**EXERCISE**. Return the records exactly as they are.

(Data records)
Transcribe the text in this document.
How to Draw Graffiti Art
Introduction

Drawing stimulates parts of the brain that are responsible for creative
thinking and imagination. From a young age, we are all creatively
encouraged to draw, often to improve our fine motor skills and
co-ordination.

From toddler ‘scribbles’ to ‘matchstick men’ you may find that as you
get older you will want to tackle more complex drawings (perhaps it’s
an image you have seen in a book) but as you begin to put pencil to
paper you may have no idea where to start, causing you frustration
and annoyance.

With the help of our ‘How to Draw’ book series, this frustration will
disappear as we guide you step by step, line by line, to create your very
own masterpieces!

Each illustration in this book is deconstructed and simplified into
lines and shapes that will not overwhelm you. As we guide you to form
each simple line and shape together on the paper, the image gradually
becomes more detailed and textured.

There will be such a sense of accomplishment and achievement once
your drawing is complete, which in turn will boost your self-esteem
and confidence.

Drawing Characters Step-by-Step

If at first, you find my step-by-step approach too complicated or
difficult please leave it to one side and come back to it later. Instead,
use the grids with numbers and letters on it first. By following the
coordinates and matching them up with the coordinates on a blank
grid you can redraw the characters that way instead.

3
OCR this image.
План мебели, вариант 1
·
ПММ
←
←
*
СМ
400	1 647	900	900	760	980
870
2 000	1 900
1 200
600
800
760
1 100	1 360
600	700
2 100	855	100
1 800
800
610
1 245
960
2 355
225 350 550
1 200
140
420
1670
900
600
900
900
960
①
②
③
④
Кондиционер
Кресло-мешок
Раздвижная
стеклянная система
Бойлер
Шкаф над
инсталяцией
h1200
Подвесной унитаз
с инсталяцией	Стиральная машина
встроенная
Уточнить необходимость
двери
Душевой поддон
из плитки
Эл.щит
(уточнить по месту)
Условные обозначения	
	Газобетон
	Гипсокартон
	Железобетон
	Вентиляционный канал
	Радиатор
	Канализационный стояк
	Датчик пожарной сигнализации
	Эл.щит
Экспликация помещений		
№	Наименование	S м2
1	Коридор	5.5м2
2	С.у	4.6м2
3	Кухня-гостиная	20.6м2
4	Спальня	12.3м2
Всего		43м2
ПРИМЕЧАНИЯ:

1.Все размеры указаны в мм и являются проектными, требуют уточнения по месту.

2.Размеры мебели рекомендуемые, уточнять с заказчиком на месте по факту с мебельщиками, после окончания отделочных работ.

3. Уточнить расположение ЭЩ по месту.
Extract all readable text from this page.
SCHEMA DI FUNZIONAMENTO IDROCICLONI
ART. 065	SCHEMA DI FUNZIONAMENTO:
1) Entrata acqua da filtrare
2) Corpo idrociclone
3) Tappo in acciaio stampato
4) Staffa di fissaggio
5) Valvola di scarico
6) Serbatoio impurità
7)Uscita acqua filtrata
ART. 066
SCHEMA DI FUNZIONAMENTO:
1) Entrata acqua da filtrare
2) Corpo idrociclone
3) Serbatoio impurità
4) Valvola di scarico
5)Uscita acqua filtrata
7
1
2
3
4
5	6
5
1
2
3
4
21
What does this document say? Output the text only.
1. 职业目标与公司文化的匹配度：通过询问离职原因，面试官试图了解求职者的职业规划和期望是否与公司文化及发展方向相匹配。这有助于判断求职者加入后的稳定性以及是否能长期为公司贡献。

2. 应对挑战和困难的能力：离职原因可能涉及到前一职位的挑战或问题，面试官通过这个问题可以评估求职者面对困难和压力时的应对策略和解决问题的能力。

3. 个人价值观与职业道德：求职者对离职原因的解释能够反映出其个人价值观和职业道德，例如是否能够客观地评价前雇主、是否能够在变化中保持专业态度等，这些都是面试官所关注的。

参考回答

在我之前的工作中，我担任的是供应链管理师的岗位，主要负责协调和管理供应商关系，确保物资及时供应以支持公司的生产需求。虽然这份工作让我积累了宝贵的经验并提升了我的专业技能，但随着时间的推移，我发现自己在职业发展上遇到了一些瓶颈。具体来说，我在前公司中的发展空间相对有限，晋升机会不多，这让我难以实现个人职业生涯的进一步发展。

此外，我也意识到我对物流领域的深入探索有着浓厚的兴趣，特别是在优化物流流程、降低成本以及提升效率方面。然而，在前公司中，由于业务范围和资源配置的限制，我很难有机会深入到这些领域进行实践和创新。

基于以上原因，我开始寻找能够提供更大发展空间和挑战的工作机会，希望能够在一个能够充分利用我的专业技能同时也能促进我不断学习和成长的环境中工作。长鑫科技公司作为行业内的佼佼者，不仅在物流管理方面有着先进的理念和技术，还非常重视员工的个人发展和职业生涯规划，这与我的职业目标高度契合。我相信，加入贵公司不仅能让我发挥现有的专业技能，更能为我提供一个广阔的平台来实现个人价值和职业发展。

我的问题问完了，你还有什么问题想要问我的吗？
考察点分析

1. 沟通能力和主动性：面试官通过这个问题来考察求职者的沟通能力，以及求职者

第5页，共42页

**RESULT**.
Transcribe the text in this document.
How to Draw Graffiti Art
Introduction

Drawing stimulates parts of the brain that are responsible for creative
thinking and imagination. From a young age, we are all creatively
encouraged to draw, often to improve our fine motor skills and
co-ordination.

From toddler ‘scribbles’ to ‘matchstick men’ you may find that as you
get older you will want to tackle more complex drawings (perhaps it’s
an image you have seen in a book) but as you begin to put pencil to
paper you may have no idea where to start, causing you frustration
and annoyance.

With the help of our ‘How to Draw’ book series, this frustration will
disappear as we guide you step by step, line by line, to create your very
own masterpieces!

Each illustration in this book is deconstructed and simplified into
lines and shapes that will not overwhelm you. As we guide you to form
each simple line and shape together on the paper, the image gradually
becomes more detailed and textured.

There will be such a sense of accomplishment and achievement once
your drawing is complete, which in turn will boost your self-esteem
and confidence.

Drawing Characters Step-by-Step

If at first, you find my step-by-step approach too complicated or
difficult please leave it to one side and come back to it later. Instead,
use the grids with numbers and letters on it first. By following the
coordinates and matching them up with the coordinates on a blank
grid you can redraw the characters that way instead.

3
OCR this image.
План мебели, вариант 1
·
ПММ
←
←
*
СМ
400	1 647	900	900	760	980
870
2 000	1 900
1 200
600
800
760
1 100	1 360
600	700
2 100	855	100
1 800
800
610
1 245
960
2 355
225 350 550
1 200
140
420
1670
900
600
900
900
960
①
②
③
④
Кондиционер
Кресло-мешок
Раздвижная
стеклянная система
Бойлер
Шкаф над
инсталяцией
h1200
Подвесной унитаз
с инсталяцией	Стиральная машина
встроенная
Уточнить необходимость
двери
Душевой поддон
из плитки
Эл.щит
(уточнить по месту)
Условные обозначения	
	Газобетон
	Гипсокартон
	Железобетон
	Вентиляционный канал
	Радиатор
	Канализационный стояк
	Датчик пожарной сигнализации
	Эл.щит
Экспликация помещений		
№	Наименование	S м2
1	Коридор	5.5м2
2	С.у	4.6м2
3	Кухня-гостиная	20.6м2
4	Спальня	12.3м2
Всего		43м2
ПРИМЕЧАНИЯ:

1.Все размеры указаны в мм и являются проектными, требуют уточнения по месту.

2.Размеры мебели рекомендуемые, уточнять с заказчиком на месте по факту с мебельщиками, после окончания отделочных работ.

3. Уточнить расположение ЭЩ по месту.
Extract all readable text from this page.
SCHEMA DI FUNZIONAMENTO IDROCICLONI
ART. 065	SCHEMA DI FUNZIONAMENTO:
1) Entrata acqua da filtrare
2) Corpo idrociclone
3) Tappo in acciaio stampato
4) Staffa di fissaggio
5) Valvola di scarico
6) Serbatoio impurità
7)Uscita acqua filtrata
ART. 066
SCHEMA DI FUNZIONAMENTO:
1) Entrata acqua da filtrare
2) Corpo idrociclone
3) Serbatoio impurità
4) Valvola di scarico
5)Uscita acqua filtrata
7
1
2
3
4
5	6
5
1
2
3
4
21
What does this document say? Output the text only.
1. 职业目标与公司文化的匹配度：通过询问离职原因，面试官试图了解求职者的职业规划和期望是否与公司文化及发展方向相匹配。这有助于判断求职者加入后的稳定性以及是否能长期为公司贡献。

2. 应对挑战和困难的能力：离职原因可能涉及到前一职位的挑战或问题，面试官通过这个问题可以评估求职者面对困难和压力时的应对策略和解决问题的能力。

3. 个人价值观与职业道德：求职者对离职原因的解释能够反映出其个人价值观和职业道德，例如是否能够客观地评价前雇主、是否能够在变化中保持专业态度等，这些都是面试官所关注的。

参考回答

在我之前的工作中，我担任的是供应链管理师的岗位，主要负责协调和管理供应商关系，确保物资及时供应以支持公司的生产需求。虽然这份工作让我积累了宝贵的经验并提升了我的专业技能，但随着时间的推移，我发现自己在职业发展上遇到了一些瓶颈。具体来说，我在前公司中的发展空间相对有限，晋升机会不多，这让我难以实现个人职业生涯的进一步发展。

此外，我也意识到我对物流领域的深入探索有着浓厚的兴趣，特别是在优化物流流程、降低成本以及提升效率方面。然而，在前公司中，由于业务范围和资源配置的限制，我很难有机会深入到这些领域进行实践和创新。

基于以上原因，我开始寻找能够提供更大发展空间和挑战的工作机会，希望能够在一个能够充分利用我的专业技能同时也能促进我不断学习和成长的环境中工作。长鑫科技公司作为行业内的佼佼者，不仅在物流管理方面有着先进的理念和技术，还非常重视员工的个人发展和职业生涯规划，这与我的职业目标高度契合。我相信，加入贵公司不仅能让我发挥现有的专业技能，更能为我提供一个广阔的平台来实现个人价值和职业发展。

我的问题问完了，你还有什么问题想要问我的吗？
考察点分析

1. 沟通能力和主动性：面试官通过这个问题来考察求职者的沟通能力，以及求职者

第5页，共42页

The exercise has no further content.